- [Zitierte Textpassage]:

____

Innenausschuss: Anhörung zur effektiveren Überwachung gefährlicher Personen
Mittwoch, 17. Mai 2017
– Von Jan Dermietzel –
Um gefährliche Personen im Freistaat künftig effektiver überwachen zu können, hat die Staatsregierung einen Gesetzentwurf vorgelegt, der Änderungen im Polizeiaufgabengesetz und im Bayerischen Datenschutzgesetz vorsieht. In einer Anhörung des Ausschusses für Kommunale Aufgaben, Innere Sicherheit und Sport haben die Abgeordneten diesen Entwurf mit Rechtsexperten diskutiert.
Der Gesetzentwurf greife die Herausforderungen einer veränderten Sicherheitslage auf, um vor dem internationalen Terrorismus zu schützen, erklärte Ausschussvorsitzender Dr. Florian Herrmann (CSU) zu Beginn. „Dafür brauchen wir wirksame Gesetze und keine Gesetzesattrappen. Aber sie müssen natürlich verfassungskonform sein.“
Laut Prof. Dr. Thomas Petri, dem Bayerischen Landesbeauftragten für den Datenschutz, nimmt der Gesetzentwurf an vielen Stellen Bezug auf das Bundeskriminalamtgesetz (BKAG). Diese Parallelen sah Petri so nicht. Schließlich gehe es im BKAG um Überwachungsmaßnahmen ohne Kenntnis des Überwachten und im bayerischen Gesetzentwurf um offene Maßnahmen. Neu führe der Gesetzentwurf den Begriff der „drohenden Gefahr“ ein.
Prof. Dr. Markus Möstl, Lehrstuhlinhaber für Öffentliches Recht II der Universität Bayreuth, nahm den Gesetzgeber in Schutz. Er sei auf Bundes- wie Landesebene angesichts „einer ungewöhnlichen Dichte an Vorgaben durch das Bundesverfassungsgericht derzeit nicht zu beneiden“, wenn es um die Überwachung gefährlicher Personen gehe. Diese Herausforderung bestehe der Gesetzentwurf allerdings. Er schreibe die Rechtsprechung des Bundesverfassungsgerichts nicht wortwörtlich ab, setze eigene Akzente und bleibe dabei verfassungsgemäß. Der Begriff „drohende Gefahr“ sei zwar neu, aber auch sinnvoll, denn er bilde den Zeitraum im Vorfeld einer konkreten Gefahr ab. Hier habe bislang eine „Schutzlücke“ bestanden.

____

- [Bereitgestellte Daten]:
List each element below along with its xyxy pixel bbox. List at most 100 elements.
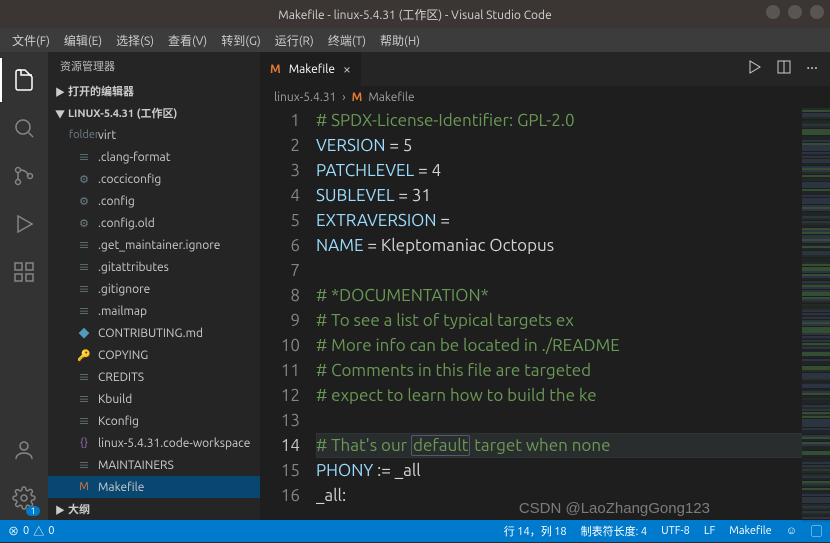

____

- [Gestellte Aufgabe 1]: Gib aus dem Bericht über die Anhörung alles von „Innenausschuss: Anhörung zur“ bis hinunter zu „mit Rechtsexperten diskutiert.“ wortgetreu wieder.
- [Gestellte Aufgabe 2]: Setze den Bericht über die Anhörung zur Überwachung gefährlicher Personen im Anschluss an seinen letzten Satz fort.

- [Ergebnis der Aufgabe 1]:
Innenausschuss: Anhörung zur effektiveren Überwachung gefährlicher Personen
Mittwoch, 17. Mai 2017
– Von Jan Dermietzel –
Um gefährliche Personen im Freistaat künftig effektiver überwachen zu können, hat die Staatsregierung einen Gesetzentwurf vorgelegt, der Änderungen im Polizeiaufgabengesetz und im Bayerischen Datenschutzgesetz vorsieht. In einer Anhörung des Ausschusses für Kommunale Aufgaben, Innere Sicherheit und Sport haben die Abgeordneten diesen Entwurf mit Rechtsexperten diskutiert.

- [Ergebnis der Aufgabe 2]:
Ganz anders sah es Dr. Markus Löffelmann, Richter am Landgericht München: Er sei als Richter auf Gesetze angewiesen, die ihm einen klaren Rahmen setzten, wie das Gesetz anzuwenden sei. Diesen klaren Rahmen vermisse er im vorliegenden Entwurf. Der Begriff „drohende Gefahr“ sei unklar und noch zu wenig durchdacht. Denn eine „Gefahr“ definiere das Recht als „drohende Verletzung“. Also sei eine „drohende Gefahr“ eine „doppelt drohende Verletzung“. Damit könne er nichts anfangen. Scharf kritisierte Löffelmann, dass die Polizei künftig sogenannte Störer genau so behandeln dürfe wie Nicht-Störer, wenn es um Platzverweise, Aufenthaltsgebote und Kontaktverbote gehe. Dies verstoße gegen das Verbot der faktischen Gleichbehandlung. Auch beim Präventivgewahrsam sah Löffelmann „mehrere Freiheitsgrundrechte verletzt“. Diese ursprünglich kurzfristig angelegte Inhaftierungsmaßnahme sei nun jeweils auf drei Monate immer wieder verlängerbar. Die Voraussetzungen seien so großzügig, dass sich damit sogar jemand in Haft nehmen ließe, der sich durch zu viel Alkoholgenuss selbst in Gefahr bringe. „Das geht zu weit“, befand Löffelmann.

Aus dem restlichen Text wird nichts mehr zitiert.